__Written problem__. Copy each line below in which the word "this" occurs.

__Dataset content__.

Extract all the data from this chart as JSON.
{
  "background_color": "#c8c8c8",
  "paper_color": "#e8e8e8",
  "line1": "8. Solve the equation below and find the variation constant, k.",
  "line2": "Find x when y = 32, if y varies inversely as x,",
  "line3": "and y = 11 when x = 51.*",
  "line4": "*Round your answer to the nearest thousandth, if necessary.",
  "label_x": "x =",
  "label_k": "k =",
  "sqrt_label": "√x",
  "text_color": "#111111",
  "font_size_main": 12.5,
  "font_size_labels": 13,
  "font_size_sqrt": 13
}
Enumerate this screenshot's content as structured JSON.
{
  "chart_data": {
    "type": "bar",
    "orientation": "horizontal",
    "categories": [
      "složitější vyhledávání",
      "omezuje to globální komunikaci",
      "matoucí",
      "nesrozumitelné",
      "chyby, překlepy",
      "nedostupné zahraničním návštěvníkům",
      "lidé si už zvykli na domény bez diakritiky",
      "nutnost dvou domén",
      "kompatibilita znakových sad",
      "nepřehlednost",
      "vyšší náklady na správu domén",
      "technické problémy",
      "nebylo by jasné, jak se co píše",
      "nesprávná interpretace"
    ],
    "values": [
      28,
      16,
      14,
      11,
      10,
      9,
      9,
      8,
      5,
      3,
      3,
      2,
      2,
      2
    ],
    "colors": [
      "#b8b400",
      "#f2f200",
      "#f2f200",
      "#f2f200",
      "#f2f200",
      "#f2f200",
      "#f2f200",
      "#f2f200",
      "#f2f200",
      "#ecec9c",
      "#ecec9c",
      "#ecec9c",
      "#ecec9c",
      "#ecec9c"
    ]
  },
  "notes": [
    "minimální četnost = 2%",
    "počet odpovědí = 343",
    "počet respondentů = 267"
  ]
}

__Solution__.
Extract all the data from this chart as JSON.
Enumerate this screenshot's content as structured JSON.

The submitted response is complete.